Goal: Transcribe each record exactly. Include every one.

----------------

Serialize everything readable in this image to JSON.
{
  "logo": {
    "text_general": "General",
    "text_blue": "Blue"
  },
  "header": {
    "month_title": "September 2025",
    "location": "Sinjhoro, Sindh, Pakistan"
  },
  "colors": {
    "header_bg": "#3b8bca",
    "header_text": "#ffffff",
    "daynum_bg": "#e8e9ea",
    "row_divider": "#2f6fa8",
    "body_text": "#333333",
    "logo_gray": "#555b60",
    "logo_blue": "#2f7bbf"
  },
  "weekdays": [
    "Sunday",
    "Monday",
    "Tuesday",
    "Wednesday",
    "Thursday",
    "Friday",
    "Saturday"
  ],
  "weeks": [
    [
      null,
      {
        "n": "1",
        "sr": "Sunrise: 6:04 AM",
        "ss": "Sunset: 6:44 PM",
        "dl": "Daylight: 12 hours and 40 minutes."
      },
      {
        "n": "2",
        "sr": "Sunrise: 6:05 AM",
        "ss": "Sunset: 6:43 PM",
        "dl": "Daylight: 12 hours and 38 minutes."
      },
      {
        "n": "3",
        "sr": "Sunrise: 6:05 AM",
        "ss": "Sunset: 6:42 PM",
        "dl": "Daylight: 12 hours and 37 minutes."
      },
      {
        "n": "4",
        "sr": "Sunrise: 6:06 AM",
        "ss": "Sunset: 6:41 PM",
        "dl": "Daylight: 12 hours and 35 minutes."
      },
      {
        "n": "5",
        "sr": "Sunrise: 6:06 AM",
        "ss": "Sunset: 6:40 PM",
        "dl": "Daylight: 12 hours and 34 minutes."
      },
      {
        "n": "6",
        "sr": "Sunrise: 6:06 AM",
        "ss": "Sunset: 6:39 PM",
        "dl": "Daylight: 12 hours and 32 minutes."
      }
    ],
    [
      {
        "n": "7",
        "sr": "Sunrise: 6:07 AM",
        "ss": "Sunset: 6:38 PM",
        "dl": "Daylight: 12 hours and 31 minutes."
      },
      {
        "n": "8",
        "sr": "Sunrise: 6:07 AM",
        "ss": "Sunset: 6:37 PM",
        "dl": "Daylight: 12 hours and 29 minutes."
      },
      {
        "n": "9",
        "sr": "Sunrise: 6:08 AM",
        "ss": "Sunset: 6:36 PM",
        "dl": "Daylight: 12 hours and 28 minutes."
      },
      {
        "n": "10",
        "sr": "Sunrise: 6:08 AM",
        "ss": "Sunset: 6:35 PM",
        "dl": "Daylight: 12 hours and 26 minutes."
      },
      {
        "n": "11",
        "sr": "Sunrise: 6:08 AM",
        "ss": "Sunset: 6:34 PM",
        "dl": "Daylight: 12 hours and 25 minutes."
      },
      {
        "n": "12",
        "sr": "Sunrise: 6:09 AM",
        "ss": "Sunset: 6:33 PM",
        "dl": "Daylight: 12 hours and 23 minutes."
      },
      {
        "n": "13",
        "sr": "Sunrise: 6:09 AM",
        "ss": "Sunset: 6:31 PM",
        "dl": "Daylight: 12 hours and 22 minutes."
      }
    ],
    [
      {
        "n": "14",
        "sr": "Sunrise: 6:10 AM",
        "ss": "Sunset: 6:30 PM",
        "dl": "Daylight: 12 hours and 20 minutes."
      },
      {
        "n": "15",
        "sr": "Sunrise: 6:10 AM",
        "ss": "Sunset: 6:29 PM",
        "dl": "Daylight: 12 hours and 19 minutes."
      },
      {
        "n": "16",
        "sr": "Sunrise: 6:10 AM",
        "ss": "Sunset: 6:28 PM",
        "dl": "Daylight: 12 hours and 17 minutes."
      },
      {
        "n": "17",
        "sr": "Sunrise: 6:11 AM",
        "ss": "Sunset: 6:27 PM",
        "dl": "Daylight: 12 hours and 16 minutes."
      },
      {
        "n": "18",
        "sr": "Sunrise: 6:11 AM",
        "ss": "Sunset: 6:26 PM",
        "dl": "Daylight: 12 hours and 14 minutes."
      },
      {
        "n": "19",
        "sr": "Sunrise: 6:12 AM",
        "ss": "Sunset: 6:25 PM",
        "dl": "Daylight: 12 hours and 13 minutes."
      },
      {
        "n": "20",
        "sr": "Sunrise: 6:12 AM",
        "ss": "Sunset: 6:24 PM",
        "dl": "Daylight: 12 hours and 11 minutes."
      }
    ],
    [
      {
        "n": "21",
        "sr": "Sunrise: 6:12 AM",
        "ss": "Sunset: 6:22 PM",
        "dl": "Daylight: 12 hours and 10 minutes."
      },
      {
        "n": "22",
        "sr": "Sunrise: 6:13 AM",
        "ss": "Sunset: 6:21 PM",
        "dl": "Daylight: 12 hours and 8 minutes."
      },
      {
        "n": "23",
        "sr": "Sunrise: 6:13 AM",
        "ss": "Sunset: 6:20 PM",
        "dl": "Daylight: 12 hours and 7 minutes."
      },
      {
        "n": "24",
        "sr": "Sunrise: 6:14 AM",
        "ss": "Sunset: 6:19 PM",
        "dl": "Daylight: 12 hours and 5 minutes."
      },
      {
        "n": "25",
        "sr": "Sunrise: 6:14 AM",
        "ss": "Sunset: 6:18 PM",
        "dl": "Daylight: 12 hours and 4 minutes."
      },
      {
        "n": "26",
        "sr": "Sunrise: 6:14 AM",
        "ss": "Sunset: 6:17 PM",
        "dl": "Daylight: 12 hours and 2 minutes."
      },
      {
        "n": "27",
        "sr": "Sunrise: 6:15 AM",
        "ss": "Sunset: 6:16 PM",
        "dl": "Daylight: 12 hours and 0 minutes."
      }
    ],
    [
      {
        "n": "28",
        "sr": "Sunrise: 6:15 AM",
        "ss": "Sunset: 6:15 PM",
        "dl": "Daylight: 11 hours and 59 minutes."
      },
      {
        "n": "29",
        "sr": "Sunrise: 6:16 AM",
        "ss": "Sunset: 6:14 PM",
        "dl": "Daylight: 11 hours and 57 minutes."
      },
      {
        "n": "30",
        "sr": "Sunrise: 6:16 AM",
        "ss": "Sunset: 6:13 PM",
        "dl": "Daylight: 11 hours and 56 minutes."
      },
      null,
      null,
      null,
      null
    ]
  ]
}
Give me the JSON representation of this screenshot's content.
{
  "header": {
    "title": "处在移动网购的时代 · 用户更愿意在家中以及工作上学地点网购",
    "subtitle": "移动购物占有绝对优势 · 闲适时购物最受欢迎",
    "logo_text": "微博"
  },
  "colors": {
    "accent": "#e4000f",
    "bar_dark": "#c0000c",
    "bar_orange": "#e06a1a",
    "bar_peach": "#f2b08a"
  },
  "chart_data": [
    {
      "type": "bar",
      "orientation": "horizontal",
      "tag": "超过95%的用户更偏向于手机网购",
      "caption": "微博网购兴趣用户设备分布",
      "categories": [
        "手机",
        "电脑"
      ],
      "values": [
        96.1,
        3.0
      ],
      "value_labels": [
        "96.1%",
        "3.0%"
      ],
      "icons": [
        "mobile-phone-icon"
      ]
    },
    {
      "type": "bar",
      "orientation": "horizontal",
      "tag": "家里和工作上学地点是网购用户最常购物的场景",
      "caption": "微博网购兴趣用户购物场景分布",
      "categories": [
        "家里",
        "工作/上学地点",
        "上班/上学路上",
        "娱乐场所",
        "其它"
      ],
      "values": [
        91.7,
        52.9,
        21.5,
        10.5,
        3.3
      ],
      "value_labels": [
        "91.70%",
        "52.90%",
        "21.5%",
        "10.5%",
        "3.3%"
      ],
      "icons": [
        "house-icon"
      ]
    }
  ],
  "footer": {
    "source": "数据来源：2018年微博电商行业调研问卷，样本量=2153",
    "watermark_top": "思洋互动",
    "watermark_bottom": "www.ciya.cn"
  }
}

----------------

Reply:
Serialize everything readable in this image to JSON.
{
  "logo": {
    "text_general": "General",
    "text_blue": "Blue"
  },
  "header": {
    "month_title": "September 2025",
    "location": "Sinjhoro, Sindh, Pakistan"
  },
  "colors": {
    "header_bg": "#3b8bca",
    "header_text": "#ffffff",
    "daynum_bg": "#e8e9ea",
    "row_divider": "#2f6fa8",
    "body_text": "#333333",
    "logo_gray": "#555b60",
    "logo_blue": "#2f7bbf"
  },
  "weekdays": [
    "Sunday",
    "Monday",
    "Tuesday",
    "Wednesday",
    "Thursday",
    "Friday",
    "Saturday"
  ],
  "weeks": [
    [
      null,
      {
        "n": "1",
        "sr": "Sunrise: 6:04 AM",
        "ss": "Sunset: 6:44 PM",
        "dl": "Daylight: 12 hours and 40 minutes."
      },
      {
        "n": "2",
        "sr": "Sunrise: 6:05 AM",
        "ss": "Sunset: 6:43 PM",
        "dl": "Daylight: 12 hours and 38 minutes."
      },
      {
        "n": "3",
        "sr": "Sunrise: 6:05 AM",
        "ss": "Sunset: 6:42 PM",
        "dl": "Daylight: 12 hours and 37 minutes."
      },
      {
        "n": "4",
        "sr": "Sunrise: 6:06 AM",
        "ss": "Sunset: 6:41 PM",
        "dl": "Daylight: 12 hours and 35 minutes."
      },
      {
        "n": "5",
        "sr": "Sunrise: 6:06 AM",
        "ss": "Sunset: 6:40 PM",
        "dl": "Daylight: 12 hours and 34 minutes."
      },
      {
        "n": "6",
        "sr": "Sunrise: 6:06 AM",
        "ss": "Sunset: 6:39 PM",
        "dl": "Daylight: 12 hours and 32 minutes."
      }
    ],
    [
      {
        "n": "7",
        "sr": "Sunrise: 6:07 AM",
        "ss": "Sunset: 6:38 PM",
        "dl": "Daylight: 12 hours and 31 minutes."
      },
      {
        "n": "8",
        "sr": "Sunrise: 6:07 AM",
        "ss": "Sunset: 6:37 PM",
        "dl": "Daylight: 12 hours and 29 minutes."
      },
      {
        "n": "9",
        "sr": "Sunrise: 6:08 AM",
        "ss": "Sunset: 6:36 PM",
        "dl": "Daylight: 12 hours and 28 minutes."
      },
      {
        "n": "10",
        "sr": "Sunrise: 6:08 AM",
        "ss": "Sunset: 6:35 PM",
        "dl": "Daylight: 12 hours and 26 minutes."
      },
      {
        "n": "11",
        "sr": "Sunrise: 6:08 AM",
        "ss": "Sunset: 6:34 PM",
        "dl": "Daylight: 12 hours and 25 minutes."
      },
      {
        "n": "12",
        "sr": "Sunrise: 6:09 AM",
        "ss": "Sunset: 6:33 PM",
        "dl": "Daylight: 12 hours and 23 minutes."
      },
      {
        "n": "13",
        "sr": "Sunrise: 6:09 AM",
        "ss": "Sunset: 6:31 PM",
        "dl": "Daylight: 12 hours and 22 minutes."
      }
    ],
    [
      {
        "n": "14",
        "sr": "Sunrise: 6:10 AM",
        "ss": "Sunset: 6:30 PM",
        "dl": "Daylight: 12 hours and 20 minutes."
      },
      {
        "n": "15",
        "sr": "Sunrise: 6:10 AM",
        "ss": "Sunset: 6:29 PM",
        "dl": "Daylight: 12 hours and 19 minutes."
      },
      {
        "n": "16",
        "sr": "Sunrise: 6:10 AM",
        "ss": "Sunset: 6:28 PM",
        "dl": "Daylight: 12 hours and 17 minutes."
      },
      {
        "n": "17",
        "sr": "Sunrise: 6:11 AM",
        "ss": "Sunset: 6:27 PM",
        "dl": "Daylight: 12 hours and 16 minutes."
      },
      {
        "n": "18",
        "sr": "Sunrise: 6:11 AM",
        "ss": "Sunset: 6:26 PM",
        "dl": "Daylight: 12 hours and 14 minutes."
      },
      {
        "n": "19",
        "sr": "Sunrise: 6:12 AM",
        "ss": "Sunset: 6:25 PM",
        "dl": "Daylight: 12 hours and 13 minutes."
      },
      {
        "n": "20",
        "sr": "Sunrise: 6:12 AM",
        "ss": "Sunset: 6:24 PM",
        "dl": "Daylight: 12 hours and 11 minutes."
      }
    ],
    [
      {
        "n": "21",
        "sr": "Sunrise: 6:12 AM",
        "ss": "Sunset: 6:22 PM",
        "dl": "Daylight: 12 hours and 10 minutes."
      },
      {
        "n": "22",
        "sr": "Sunrise: 6:13 AM",
        "ss": "Sunset: 6:21 PM",
        "dl": "Daylight: 12 hours and 8 minutes."
      },
      {
        "n": "23",
        "sr": "Sunrise: 6:13 AM",
        "ss": "Sunset: 6:20 PM",
        "dl": "Daylight: 12 hours and 7 minutes."
      },
      {
        "n": "24",
        "sr": "Sunrise: 6:14 AM",
        "ss": "Sunset: 6:19 PM",
        "dl": "Daylight: 12 hours and 5 minutes."
      },
      {
        "n": "25",
        "sr": "Sunrise: 6:14 AM",
        "ss": "Sunset: 6:18 PM",
        "dl": "Daylight: 12 hours and 4 minutes."
      },
      {
        "n": "26",
        "sr": "Sunrise: 6:14 AM",
        "ss": "Sunset: 6:17 PM",
        "dl": "Daylight: 12 hours and 2 minutes."
      },
      {
        "n": "27",
        "sr": "Sunrise: 6:15 AM",
        "ss": "Sunset: 6:16 PM",
        "dl": "Daylight: 12 hours and 0 minutes."
      }
    ],
    [
      {
        "n": "28",
        "sr": "Sunrise: 6:15 AM",
        "ss": "Sunset: 6:15 PM",
        "dl": "Daylight: 11 hours and 59 minutes."
      },
      {
        "n": "29",
        "sr": "Sunrise: 6:16 AM",
        "ss": "Sunset: 6:14 PM",
        "dl": "Daylight: 11 hours and 57 minutes."
      },
      {
        "n": "30",
        "sr": "Sunrise: 6:16 AM",
        "ss": "Sunset: 6:13 PM",
        "dl": "Daylight: 11 hours and 56 minutes."
      },
      null,
      null,
      null,
      null
    ]
  ]
}
Give me the JSON representation of this screenshot's content.
{
  "header": {
    "title": "处在移动网购的时代 · 用户更愿意在家中以及工作上学地点网购",
    "subtitle": "移动购物占有绝对优势 · 闲适时购物最受欢迎",
    "logo_text": "微博"
  },
  "colors": {
    "accent": "#e4000f",
    "bar_dark": "#c0000c",
    "bar_orange": "#e06a1a",
    "bar_peach": "#f2b08a"
  },
  "chart_data": [
    {
      "type": "bar",
      "orientation": "horizontal",
      "tag": "超过95%的用户更偏向于手机网购",
      "caption": "微博网购兴趣用户设备分布",
      "categories": [
        "手机",
        "电脑"
      ],
      "values": [
        96.1,
        3.0
      ],
      "value_labels": [
        "96.1%",
        "3.0%"
      ],
      "icons": [
        "mobile-phone-icon"
      ]
    },
    {
      "type": "bar",
      "orientation": "horizontal",
      "tag": "家里和工作上学地点是网购用户最常购物的场景",
      "caption": "微博网购兴趣用户购物场景分布",
      "categories": [
        "家里",
        "工作/上学地点",
        "上班/上学路上",
        "娱乐场所",
        "其它"
      ],
      "values": [
        91.7,
        52.9,
        21.5,
        10.5,
        3.3
      ],
      "value_labels": [
        "91.70%",
        "52.90%",
        "21.5%",
        "10.5%",
        "3.3%"
      ],
      "icons": [
        "house-icon"
      ]
    }
  ],
  "footer": {
    "source": "数据来源：2018年微博电商行业调研问卷，样本量=2153",
    "watermark_top": "思洋互动",
    "watermark_bottom": "www.ciya.cn"
  }
}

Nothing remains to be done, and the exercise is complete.